Extract all lines that hold "into" from the records below.
____ Dataset entries
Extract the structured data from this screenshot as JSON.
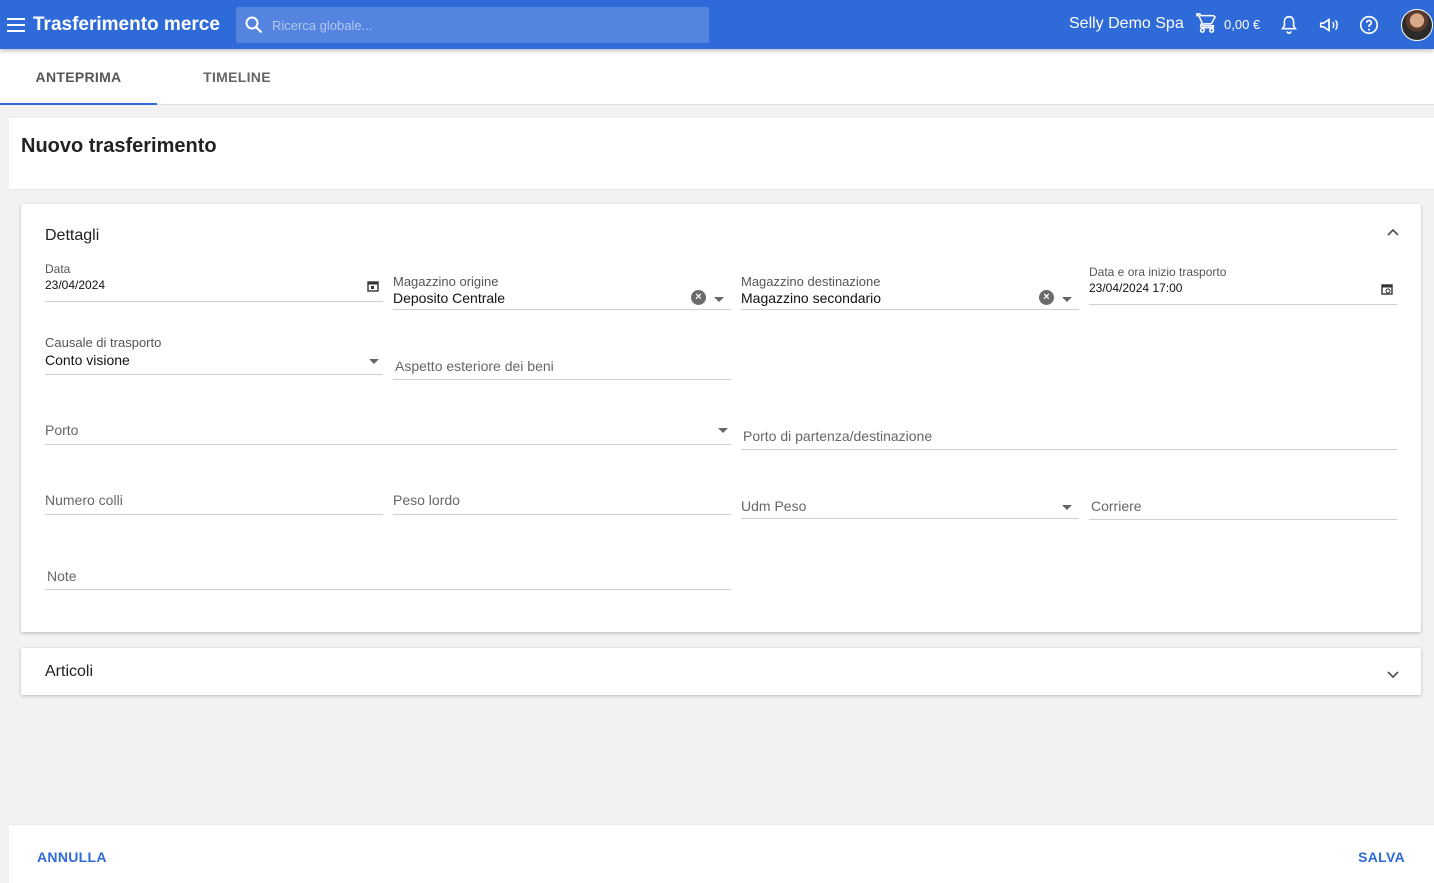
{
  "app": {
    "title": "Trasferimento merce"
  },
  "search": {
    "placeholder": "Ricerca globale..."
  },
  "header": {
    "company": "Selly Demo Spa",
    "cart_amount": "0,00 €"
  },
  "colors": {
    "primary": "#2f6ad9"
  },
  "icons": [
    "menu-icon",
    "search-icon",
    "cart-icon",
    "bell-icon",
    "megaphone-icon",
    "help-icon",
    "calendar-icon",
    "chevron-up-icon",
    "chevron-down-icon",
    "clear-icon"
  ],
  "tabs": [
    {
      "label": "ANTEPRIMA",
      "active": true
    },
    {
      "label": "TIMELINE",
      "active": false
    }
  ],
  "page": {
    "title": "Nuovo trasferimento"
  },
  "details": {
    "title": "Dettagli",
    "data": {
      "label": "Data",
      "value": "23/04/2024"
    },
    "origin": {
      "label": "Magazzino origine",
      "value": "Deposito Centrale"
    },
    "destination": {
      "label": "Magazzino destinazione",
      "value": "Magazzino secondario"
    },
    "transport_start": {
      "label": "Data e ora inizio trasporto",
      "value": "23/04/2024 17:00"
    },
    "reason": {
      "label": "Causale di trasporto",
      "value": "Conto visione"
    },
    "appearance": {
      "label": "Aspetto esteriore dei beni"
    },
    "port": {
      "label": "Porto"
    },
    "port_location": {
      "label": "Porto di partenza/destinazione"
    },
    "packages": {
      "label": "Numero colli"
    },
    "gross_weight": {
      "label": "Peso lordo"
    },
    "weight_uom": {
      "label": "Udm Peso"
    },
    "carrier": {
      "label": "Corriere"
    },
    "notes": {
      "label": "Note"
    }
  },
  "articles": {
    "title": "Articoli"
  },
  "footer": {
    "cancel": "ANNULLA",
    "save": "SALVA"
  }
}
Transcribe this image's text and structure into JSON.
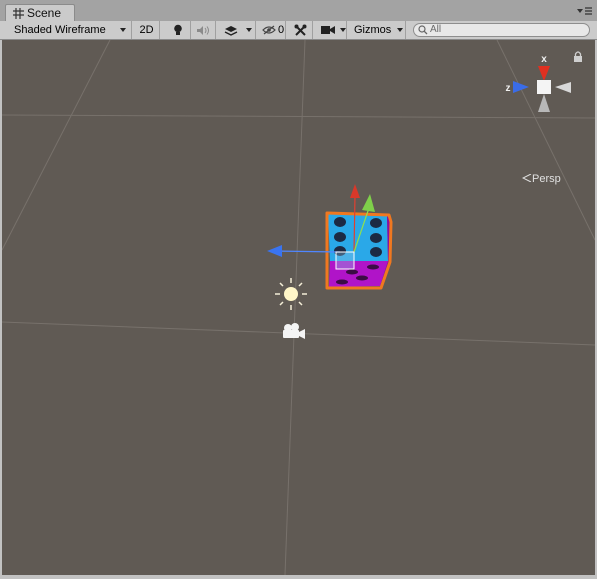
{
  "tab": {
    "title": "Scene",
    "icon": "scene-grid-icon"
  },
  "toolbar": {
    "draw_mode": "Shaded Wireframe",
    "mode_2d": "2D",
    "hidden_count": "0",
    "gizmos": "Gizmos",
    "search_placeholder": "All"
  },
  "viewport": {
    "projection": "Persp",
    "axis_z": "z",
    "axis_x": "x",
    "background": "#605a54",
    "selection_color": "#f07820",
    "dice_top_color": "#2aa8e8",
    "dice_side_color": "#b014c8"
  }
}
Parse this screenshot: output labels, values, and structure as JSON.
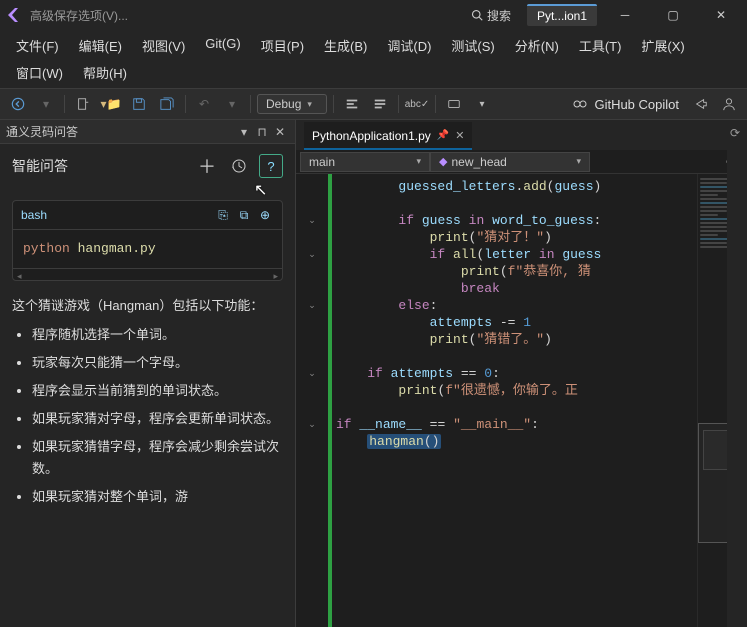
{
  "titlebar": {
    "app_label": "高级保存选项(V)...",
    "search_label": "搜索",
    "doc_tab": "Pyt...ion1"
  },
  "menus": {
    "row": [
      "文件(F)",
      "编辑(E)",
      "视图(V)",
      "Git(G)",
      "项目(P)",
      "生成(B)",
      "调试(D)",
      "测试(S)",
      "分析(N)",
      "工具(T)",
      "扩展(X)",
      "窗口(W)",
      "帮助(H)"
    ]
  },
  "toolbar": {
    "config": "Debug",
    "copilot": "GitHub Copilot"
  },
  "panel": {
    "window_title": "通义灵码问答",
    "title": "智能问答",
    "code_lang": "bash",
    "code_cmd_1": "python",
    "code_cmd_2": "hangman.py",
    "desc_intro": "这个猜谜游戏（Hangman）包括以下功能：",
    "features": [
      "程序随机选择一个单词。",
      "玩家每次只能猜一个字母。",
      "程序会显示当前猜到的单词状态。",
      "如果玩家猜对字母，程序会更新单词状态。",
      "如果玩家猜错字母，程序会减少剩余尝试次数。",
      "如果玩家猜对整个单词，游"
    ]
  },
  "editor": {
    "tab_name": "PythonApplication1.py",
    "crumb_scope": "main",
    "crumb_member": "new_head",
    "code_lines": [
      "        guessed_letters.add(guess)",
      "",
      "        if guess in word_to_guess:",
      "            print(\"猜对了！\")",
      "            if all(letter in guess",
      "                print(f\"恭喜你, 猜",
      "                break",
      "        else:",
      "            attempts -= 1",
      "            print(\"猜错了。\")",
      "",
      "    if attempts == 0:",
      "        print(f\"很遗憾，你输了。正",
      "",
      "if __name__ == \"__main__\":",
      "    hangman()"
    ]
  }
}
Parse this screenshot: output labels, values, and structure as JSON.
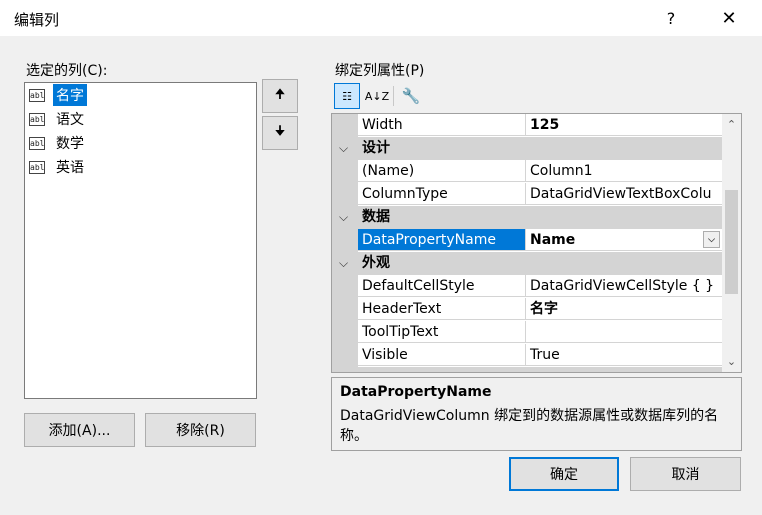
{
  "dialog": {
    "title": "编辑列",
    "help": "?",
    "close": "✕"
  },
  "left": {
    "label": "选定的列(C):",
    "items": [
      {
        "icon": "abl",
        "label": "名字",
        "selected": true
      },
      {
        "icon": "abl",
        "label": "语文",
        "selected": false
      },
      {
        "icon": "abl",
        "label": "数学",
        "selected": false
      },
      {
        "icon": "abl",
        "label": "英语",
        "selected": false
      }
    ],
    "move_up": "🠉",
    "move_down": "🠋",
    "add_button": "添加(A)...",
    "remove_button": "移除(R)"
  },
  "right": {
    "label": "绑定列属性(P)",
    "toolbar": {
      "categorized": "☷",
      "alphabetical": "A↓Z",
      "wrench": "🔧"
    },
    "properties": [
      {
        "type": "prop",
        "name": "Width",
        "value": "125",
        "bold": true
      },
      {
        "type": "cat",
        "name": "设计",
        "chevron": "⌵"
      },
      {
        "type": "prop",
        "name": "(Name)",
        "value": "Column1"
      },
      {
        "type": "prop",
        "name": "ColumnType",
        "value": "DataGridViewTextBoxColu"
      },
      {
        "type": "cat",
        "name": "数据",
        "chevron": "⌵"
      },
      {
        "type": "prop",
        "name": "DataPropertyName",
        "value": "Name",
        "bold": true,
        "selected": true,
        "dropdown": "⌵"
      },
      {
        "type": "cat",
        "name": "外观",
        "chevron": "⌵"
      },
      {
        "type": "prop",
        "name": "DefaultCellStyle",
        "value": "DataGridViewCellStyle { }"
      },
      {
        "type": "prop",
        "name": "HeaderText",
        "value": "名字",
        "bold": true
      },
      {
        "type": "prop",
        "name": "ToolTipText",
        "value": ""
      },
      {
        "type": "prop",
        "name": "Visible",
        "value": "True"
      }
    ],
    "scroll": {
      "up": "⌃",
      "down": "⌄"
    },
    "description": {
      "title": "DataPropertyName",
      "text": "DataGridViewColumn 绑定到的数据源属性或数据库列的名称。"
    }
  },
  "footer": {
    "ok": "确定",
    "cancel": "取消"
  }
}
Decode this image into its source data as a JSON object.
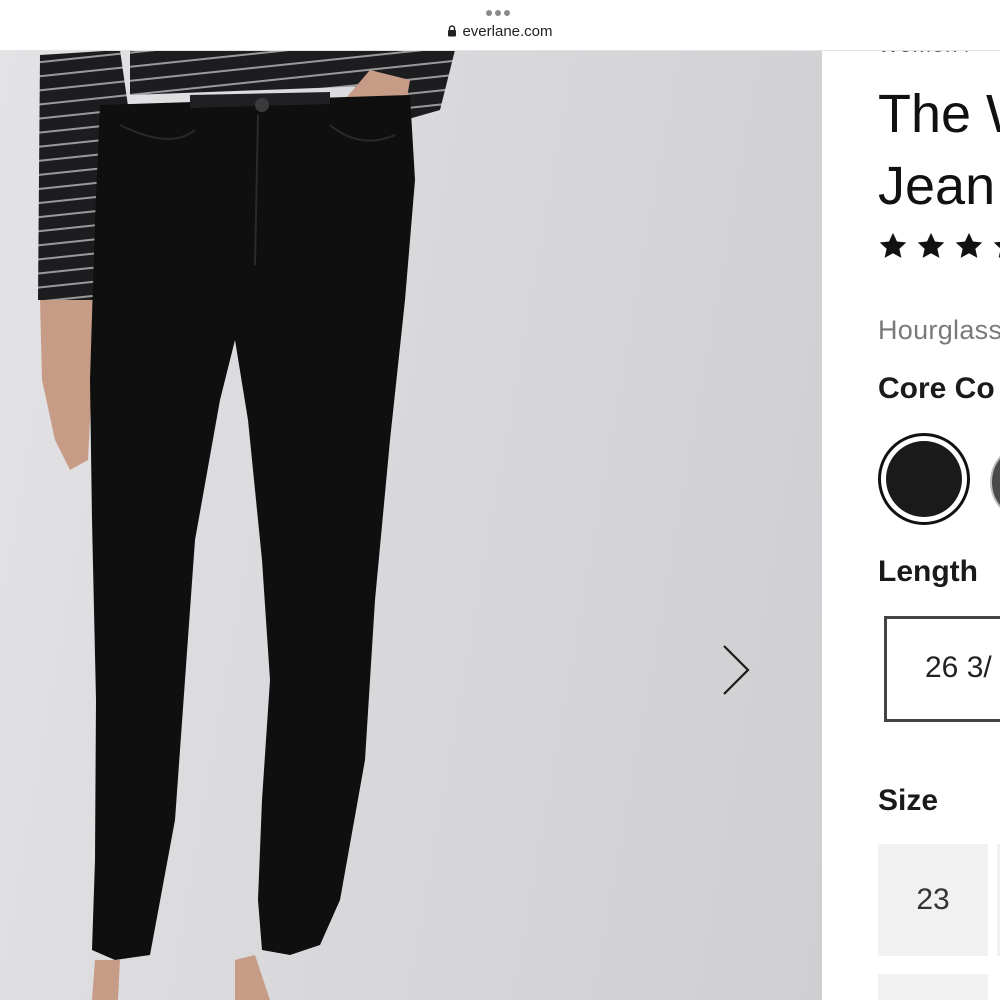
{
  "browser": {
    "url": "everlane.com",
    "icons": [
      "more-dots-icon",
      "lock-icon"
    ]
  },
  "gallery": {
    "image_description_icon": "product-photo",
    "next_icon": "chevron-right-icon"
  },
  "product": {
    "breadcrumb": "Women /",
    "title_line1": "The W",
    "title_line2": "Jean",
    "rating_stars": 4,
    "fit": "Hourglass",
    "color_label": "Core Co",
    "colors": [
      "#1a1a1a",
      "#4a4a4a"
    ],
    "length_label": "Length",
    "length_selected": "26 3/",
    "size_label": "Size",
    "sizes": [
      "23"
    ]
  }
}
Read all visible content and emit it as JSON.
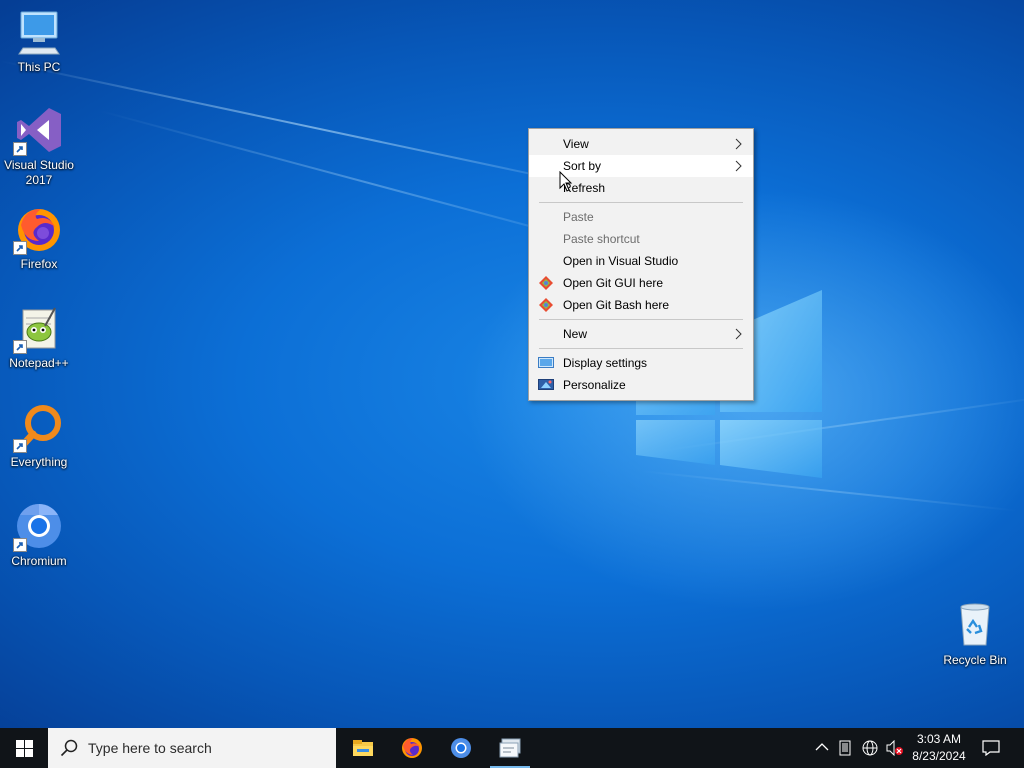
{
  "desktop": {
    "icons": [
      {
        "id": "this-pc",
        "label": "This PC",
        "icon": "computer-icon"
      },
      {
        "id": "visual-studio",
        "label": "Visual Studio 2017",
        "icon": "visual-studio-icon"
      },
      {
        "id": "firefox",
        "label": "Firefox",
        "icon": "firefox-icon"
      },
      {
        "id": "notepadpp",
        "label": "Notepad++",
        "icon": "notepadpp-icon"
      },
      {
        "id": "everything",
        "label": "Everything",
        "icon": "everything-search-icon"
      },
      {
        "id": "chromium",
        "label": "Chromium",
        "icon": "chromium-icon"
      },
      {
        "id": "recycle-bin",
        "label": "Recycle Bin",
        "icon": "recycle-bin-icon"
      }
    ]
  },
  "context_menu": {
    "items": [
      {
        "label": "View",
        "submenu": true,
        "state": "normal"
      },
      {
        "label": "Sort by",
        "submenu": true,
        "state": "hover"
      },
      {
        "label": "Refresh",
        "submenu": false,
        "state": "normal"
      },
      {
        "label": "Paste",
        "submenu": false,
        "state": "disabled"
      },
      {
        "label": "Paste shortcut",
        "submenu": false,
        "state": "disabled"
      },
      {
        "label": "Open in Visual Studio",
        "submenu": false,
        "state": "normal"
      },
      {
        "label": "Open Git GUI here",
        "submenu": false,
        "state": "normal",
        "icon": "git-icon"
      },
      {
        "label": "Open Git Bash here",
        "submenu": false,
        "state": "normal",
        "icon": "git-icon"
      },
      {
        "label": "New",
        "submenu": true,
        "state": "normal"
      },
      {
        "label": "Display settings",
        "submenu": false,
        "state": "normal",
        "icon": "display-settings-icon"
      },
      {
        "label": "Personalize",
        "submenu": false,
        "state": "normal",
        "icon": "personalize-icon"
      }
    ]
  },
  "taskbar": {
    "search_placeholder": "Type here to search",
    "pinned_apps": [
      "file-explorer-icon",
      "firefox-icon",
      "chromium-icon",
      "desktop-app-icon"
    ],
    "tray": {
      "time": "3:03 AM",
      "date": "8/23/2024",
      "icons": [
        "chevron-up-icon",
        "tablet-icon",
        "network-icon",
        "volume-muted-icon",
        "notification-icon"
      ]
    }
  },
  "colors": {
    "wallpaper": "#0c6fd6",
    "taskbar": "#101418",
    "menu_bg": "#f2f2f2",
    "menu_hover": "#ffffff",
    "disabled_text": "#6d6d6d"
  }
}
________
(Full output):
Transcribe this image's text and structure into JSON.
Decode this image into its source data as a JSON object.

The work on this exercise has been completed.